Below are the records; reproduce all of them exactly but without any images.

───── SUPPLIED ENTRIES

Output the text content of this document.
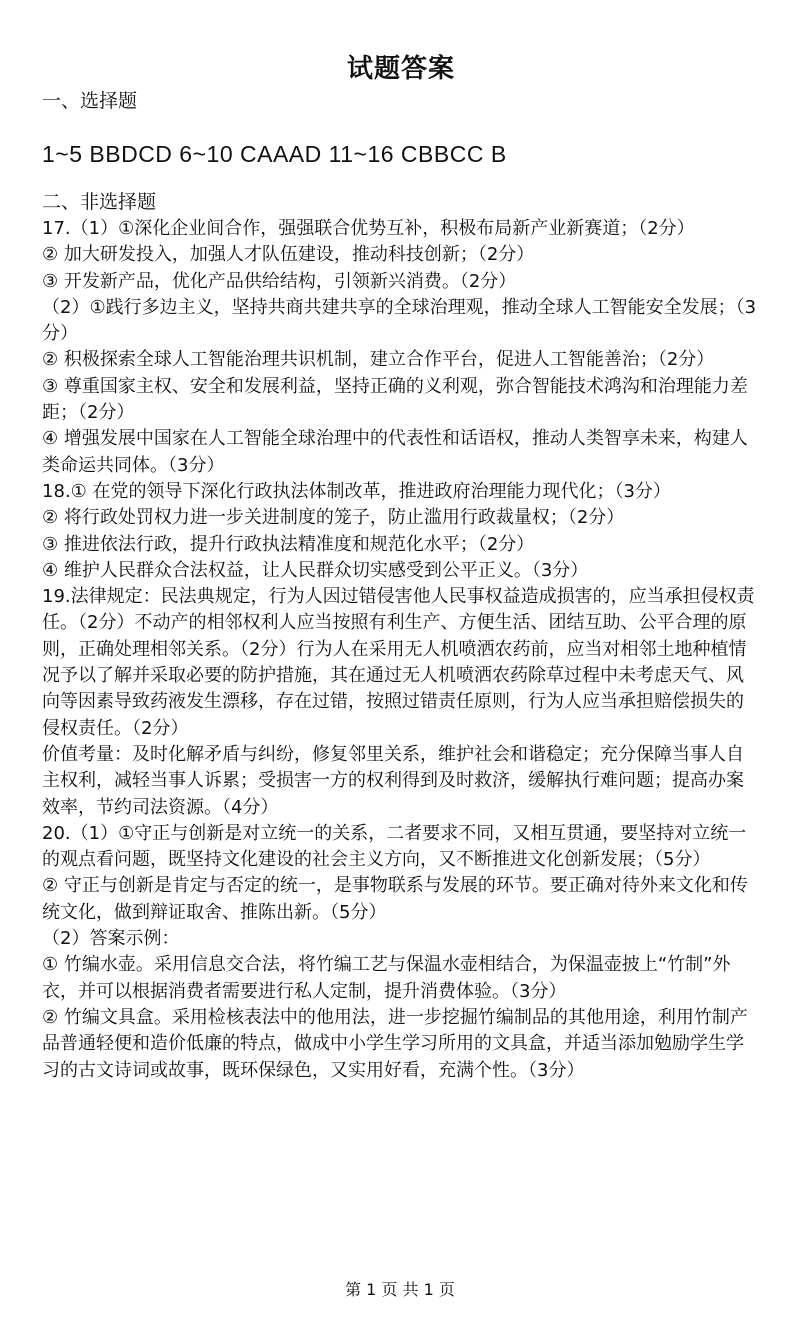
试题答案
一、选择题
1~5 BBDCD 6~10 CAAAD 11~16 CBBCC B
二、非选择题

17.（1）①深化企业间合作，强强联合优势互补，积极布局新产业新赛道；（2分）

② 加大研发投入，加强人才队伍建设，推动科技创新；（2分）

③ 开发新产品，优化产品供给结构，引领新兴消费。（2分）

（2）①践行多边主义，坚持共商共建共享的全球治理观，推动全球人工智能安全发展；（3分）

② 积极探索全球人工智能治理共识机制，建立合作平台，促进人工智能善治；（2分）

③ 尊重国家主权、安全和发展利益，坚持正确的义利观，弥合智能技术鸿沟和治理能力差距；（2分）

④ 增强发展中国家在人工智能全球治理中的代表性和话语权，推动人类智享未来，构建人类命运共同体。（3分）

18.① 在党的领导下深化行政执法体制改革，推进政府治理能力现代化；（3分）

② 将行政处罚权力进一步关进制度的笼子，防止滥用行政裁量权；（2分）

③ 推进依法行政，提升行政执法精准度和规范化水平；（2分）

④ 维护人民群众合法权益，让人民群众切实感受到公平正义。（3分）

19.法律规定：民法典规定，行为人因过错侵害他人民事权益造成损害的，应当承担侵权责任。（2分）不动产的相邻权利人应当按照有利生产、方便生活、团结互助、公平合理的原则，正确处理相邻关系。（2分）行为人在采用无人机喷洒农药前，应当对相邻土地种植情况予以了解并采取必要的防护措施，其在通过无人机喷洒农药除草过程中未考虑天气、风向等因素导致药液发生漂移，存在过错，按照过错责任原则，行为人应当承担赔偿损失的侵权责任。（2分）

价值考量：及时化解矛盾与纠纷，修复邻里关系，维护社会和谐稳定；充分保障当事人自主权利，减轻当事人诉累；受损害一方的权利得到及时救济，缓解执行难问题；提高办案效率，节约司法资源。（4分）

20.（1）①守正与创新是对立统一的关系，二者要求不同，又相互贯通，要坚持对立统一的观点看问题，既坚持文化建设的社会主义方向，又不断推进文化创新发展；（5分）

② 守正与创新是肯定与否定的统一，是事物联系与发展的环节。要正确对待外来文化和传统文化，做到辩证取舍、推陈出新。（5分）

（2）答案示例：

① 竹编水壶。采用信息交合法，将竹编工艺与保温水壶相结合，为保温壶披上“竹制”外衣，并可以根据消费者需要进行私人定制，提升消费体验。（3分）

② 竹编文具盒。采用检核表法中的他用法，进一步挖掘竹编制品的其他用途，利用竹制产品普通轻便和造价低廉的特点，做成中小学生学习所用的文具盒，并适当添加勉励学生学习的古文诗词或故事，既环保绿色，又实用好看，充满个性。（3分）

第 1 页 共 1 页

──────────

SOLUTION TO THE EXERCISE
Output the text content of this document.
试题答案
一、选择题
1~5 BBDCD 6~10 CAAAD 11~16 CBBCC B
二、非选择题

17.（1）①深化企业间合作，强强联合优势互补，积极布局新产业新赛道；（2分）

② 加大研发投入，加强人才队伍建设，推动科技创新；（2分）

③ 开发新产品，优化产品供给结构，引领新兴消费。（2分）

（2）①践行多边主义，坚持共商共建共享的全球治理观，推动全球人工智能安全发展；（3分）

② 积极探索全球人工智能治理共识机制，建立合作平台，促进人工智能善治；（2分）

③ 尊重国家主权、安全和发展利益，坚持正确的义利观，弥合智能技术鸿沟和治理能力差距；（2分）

④ 增强发展中国家在人工智能全球治理中的代表性和话语权，推动人类智享未来，构建人类命运共同体。（3分）

18.① 在党的领导下深化行政执法体制改革，推进政府治理能力现代化；（3分）

② 将行政处罚权力进一步关进制度的笼子，防止滥用行政裁量权；（2分）

③ 推进依法行政，提升行政执法精准度和规范化水平；（2分）

④ 维护人民群众合法权益，让人民群众切实感受到公平正义。（3分）

19.法律规定：民法典规定，行为人因过错侵害他人民事权益造成损害的，应当承担侵权责任。（2分）不动产的相邻权利人应当按照有利生产、方便生活、团结互助、公平合理的原则，正确处理相邻关系。（2分）行为人在采用无人机喷洒农药前，应当对相邻土地种植情况予以了解并采取必要的防护措施，其在通过无人机喷洒农药除草过程中未考虑天气、风向等因素导致药液发生漂移，存在过错，按照过错责任原则，行为人应当承担赔偿损失的侵权责任。（2分）

价值考量：及时化解矛盾与纠纷，修复邻里关系，维护社会和谐稳定；充分保障当事人自主权利，减轻当事人诉累；受损害一方的权利得到及时救济，缓解执行难问题；提高办案效率，节约司法资源。（4分）

20.（1）①守正与创新是对立统一的关系，二者要求不同，又相互贯通，要坚持对立统一的观点看问题，既坚持文化建设的社会主义方向，又不断推进文化创新发展；（5分）

② 守正与创新是肯定与否定的统一，是事物联系与发展的环节。要正确对待外来文化和传统文化，做到辩证取舍、推陈出新。（5分）

（2）答案示例：

① 竹编水壶。采用信息交合法，将竹编工艺与保温水壶相结合，为保温壶披上“竹制”外衣，并可以根据消费者需要进行私人定制，提升消费体验。（3分）

② 竹编文具盒。采用检核表法中的他用法，进一步挖掘竹编制品的其他用途，利用竹制产品普通轻便和造价低廉的特点，做成中小学生学习所用的文具盒，并适当添加勉励学生学习的古文诗词或故事，既环保绿色，又实用好看，充满个性。（3分）

第 1 页 共 1 页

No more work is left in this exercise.